> **Task details**
Send back the entries below exactly as they appear.

[Data entries]

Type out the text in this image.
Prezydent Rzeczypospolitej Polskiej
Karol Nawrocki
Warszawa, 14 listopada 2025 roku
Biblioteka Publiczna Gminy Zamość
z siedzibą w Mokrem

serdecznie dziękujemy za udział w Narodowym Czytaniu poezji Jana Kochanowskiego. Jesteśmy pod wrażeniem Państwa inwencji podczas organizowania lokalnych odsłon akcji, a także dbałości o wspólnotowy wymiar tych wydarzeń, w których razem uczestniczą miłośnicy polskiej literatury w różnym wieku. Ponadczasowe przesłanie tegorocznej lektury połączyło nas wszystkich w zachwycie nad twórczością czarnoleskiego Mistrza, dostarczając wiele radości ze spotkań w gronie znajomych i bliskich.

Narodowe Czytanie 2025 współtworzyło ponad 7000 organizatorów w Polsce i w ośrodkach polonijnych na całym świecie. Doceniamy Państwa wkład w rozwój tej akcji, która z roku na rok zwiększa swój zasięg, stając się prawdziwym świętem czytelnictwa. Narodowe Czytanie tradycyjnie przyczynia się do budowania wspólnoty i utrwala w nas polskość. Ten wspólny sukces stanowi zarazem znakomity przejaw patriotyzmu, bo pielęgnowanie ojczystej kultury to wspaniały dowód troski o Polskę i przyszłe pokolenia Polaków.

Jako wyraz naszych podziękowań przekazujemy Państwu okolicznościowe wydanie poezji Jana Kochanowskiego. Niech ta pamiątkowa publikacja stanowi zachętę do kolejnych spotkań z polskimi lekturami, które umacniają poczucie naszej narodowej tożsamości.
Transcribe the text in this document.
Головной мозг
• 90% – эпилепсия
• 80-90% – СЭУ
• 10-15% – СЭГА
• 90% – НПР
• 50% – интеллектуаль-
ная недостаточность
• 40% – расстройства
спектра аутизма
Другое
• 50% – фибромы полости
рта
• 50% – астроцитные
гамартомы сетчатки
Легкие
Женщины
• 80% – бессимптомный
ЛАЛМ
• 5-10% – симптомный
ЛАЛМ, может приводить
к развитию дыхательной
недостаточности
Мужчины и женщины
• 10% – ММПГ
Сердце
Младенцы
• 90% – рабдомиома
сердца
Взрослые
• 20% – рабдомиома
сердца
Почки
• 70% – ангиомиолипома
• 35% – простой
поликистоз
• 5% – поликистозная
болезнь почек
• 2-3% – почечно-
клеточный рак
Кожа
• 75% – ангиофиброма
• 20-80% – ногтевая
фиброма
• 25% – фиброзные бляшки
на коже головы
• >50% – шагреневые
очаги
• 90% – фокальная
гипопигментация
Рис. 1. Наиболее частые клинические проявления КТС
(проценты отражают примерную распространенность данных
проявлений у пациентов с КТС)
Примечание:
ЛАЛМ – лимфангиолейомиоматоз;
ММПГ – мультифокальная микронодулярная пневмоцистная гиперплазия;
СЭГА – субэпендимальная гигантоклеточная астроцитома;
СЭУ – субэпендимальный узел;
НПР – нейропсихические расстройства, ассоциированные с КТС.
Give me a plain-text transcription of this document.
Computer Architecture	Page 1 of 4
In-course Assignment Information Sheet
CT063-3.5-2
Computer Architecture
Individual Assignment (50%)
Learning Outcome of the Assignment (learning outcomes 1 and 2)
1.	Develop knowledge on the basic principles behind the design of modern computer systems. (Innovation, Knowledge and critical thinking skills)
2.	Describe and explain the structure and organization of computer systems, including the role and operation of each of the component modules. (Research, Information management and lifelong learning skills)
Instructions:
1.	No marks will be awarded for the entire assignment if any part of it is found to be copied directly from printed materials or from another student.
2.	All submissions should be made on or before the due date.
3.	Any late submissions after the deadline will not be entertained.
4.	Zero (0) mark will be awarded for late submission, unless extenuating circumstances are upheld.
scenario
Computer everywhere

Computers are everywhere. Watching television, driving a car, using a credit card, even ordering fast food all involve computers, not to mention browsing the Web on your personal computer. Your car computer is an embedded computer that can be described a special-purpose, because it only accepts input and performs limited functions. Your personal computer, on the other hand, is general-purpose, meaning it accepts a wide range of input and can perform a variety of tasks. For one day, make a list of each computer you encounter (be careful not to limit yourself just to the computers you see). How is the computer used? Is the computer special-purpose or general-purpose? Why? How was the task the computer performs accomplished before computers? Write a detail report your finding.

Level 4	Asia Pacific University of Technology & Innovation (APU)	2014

> **Exercise solution**
Type out the text in this image.
Prezydent Rzeczypospolitej Polskiej
Karol Nawrocki
Warszawa, 14 listopada 2025 roku
Biblioteka Publiczna Gminy Zamość
z siedzibą w Mokrem

serdecznie dziękujemy za udział w Narodowym Czytaniu poezji Jana Kochanowskiego. Jesteśmy pod wrażeniem Państwa inwencji podczas organizowania lokalnych odsłon akcji, a także dbałości o wspólnotowy wymiar tych wydarzeń, w których razem uczestniczą miłośnicy polskiej literatury w różnym wieku. Ponadczasowe przesłanie tegorocznej lektury połączyło nas wszystkich w zachwycie nad twórczością czarnoleskiego Mistrza, dostarczając wiele radości ze spotkań w gronie znajomych i bliskich.

Narodowe Czytanie 2025 współtworzyło ponad 7000 organizatorów w Polsce i w ośrodkach polonijnych na całym świecie. Doceniamy Państwa wkład w rozwój tej akcji, która z roku na rok zwiększa swój zasięg, stając się prawdziwym świętem czytelnictwa. Narodowe Czytanie tradycyjnie przyczynia się do budowania wspólnoty i utrwala w nas polskość. Ten wspólny sukces stanowi zarazem znakomity przejaw patriotyzmu, bo pielęgnowanie ojczystej kultury to wspaniały dowód troski o Polskę i przyszłe pokolenia Polaków.

Jako wyraz naszych podziękowań przekazujemy Państwu okolicznościowe wydanie poezji Jana Kochanowskiego. Niech ta pamiątkowa publikacja stanowi zachętę do kolejnych spotkań z polskimi lekturami, które umacniają poczucie naszej narodowej tożsamości.
Transcribe the text in this document.
Головной мозг
• 90% – эпилепсия
• 80-90% – СЭУ
• 10-15% – СЭГА
• 90% – НПР
• 50% – интеллектуаль-
ная недостаточность
• 40% – расстройства
спектра аутизма
Другое
• 50% – фибромы полости
рта
• 50% – астроцитные
гамартомы сетчатки
Легкие
Женщины
• 80% – бессимптомный
ЛАЛМ
• 5-10% – симптомный
ЛАЛМ, может приводить
к развитию дыхательной
недостаточности
Мужчины и женщины
• 10% – ММПГ
Сердце
Младенцы
• 90% – рабдомиома
сердца
Взрослые
• 20% – рабдомиома
сердца
Почки
• 70% – ангиомиолипома
• 35% – простой
поликистоз
• 5% – поликистозная
болезнь почек
• 2-3% – почечно-
клеточный рак
Кожа
• 75% – ангиофиброма
• 20-80% – ногтевая
фиброма
• 25% – фиброзные бляшки
на коже головы
• >50% – шагреневые
очаги
• 90% – фокальная
гипопигментация
Рис. 1. Наиболее частые клинические проявления КТС
(проценты отражают примерную распространенность данных
проявлений у пациентов с КТС)
Примечание:
ЛАЛМ – лимфангиолейомиоматоз;
ММПГ – мультифокальная микронодулярная пневмоцистная гиперплазия;
СЭГА – субэпендимальная гигантоклеточная астроцитома;
СЭУ – субэпендимальный узел;
НПР – нейропсихические расстройства, ассоциированные с КТС.
Give me a plain-text transcription of this document.
Computer Architecture	Page 1 of 4
In-course Assignment Information Sheet
CT063-3.5-2
Computer Architecture
Individual Assignment (50%)
Learning Outcome of the Assignment (learning outcomes 1 and 2)
1.	Develop knowledge on the basic principles behind the design of modern computer systems. (Innovation, Knowledge and critical thinking skills)
2.	Describe and explain the structure and organization of computer systems, including the role and operation of each of the component modules. (Research, Information management and lifelong learning skills)
Instructions:
1.	No marks will be awarded for the entire assignment if any part of it is found to be copied directly from printed materials or from another student.
2.	All submissions should be made on or before the due date.
3.	Any late submissions after the deadline will not be entertained.
4.	Zero (0) mark will be awarded for late submission, unless extenuating circumstances are upheld.
scenario
Computer everywhere

Computers are everywhere. Watching television, driving a car, using a credit card, even ordering fast food all involve computers, not to mention browsing the Web on your personal computer. Your car computer is an embedded computer that can be described a special-purpose, because it only accepts input and performs limited functions. Your personal computer, on the other hand, is general-purpose, meaning it accepts a wide range of input and can perform a variety of tasks. For one day, make a list of each computer you encounter (be careful not to limit yourself just to the computers you see). How is the computer used? Is the computer special-purpose or general-purpose? Why? How was the task the computer performs accomplished before computers? Write a detail report your finding.

Level 4	Asia Pacific University of Technology & Innovation (APU)	2014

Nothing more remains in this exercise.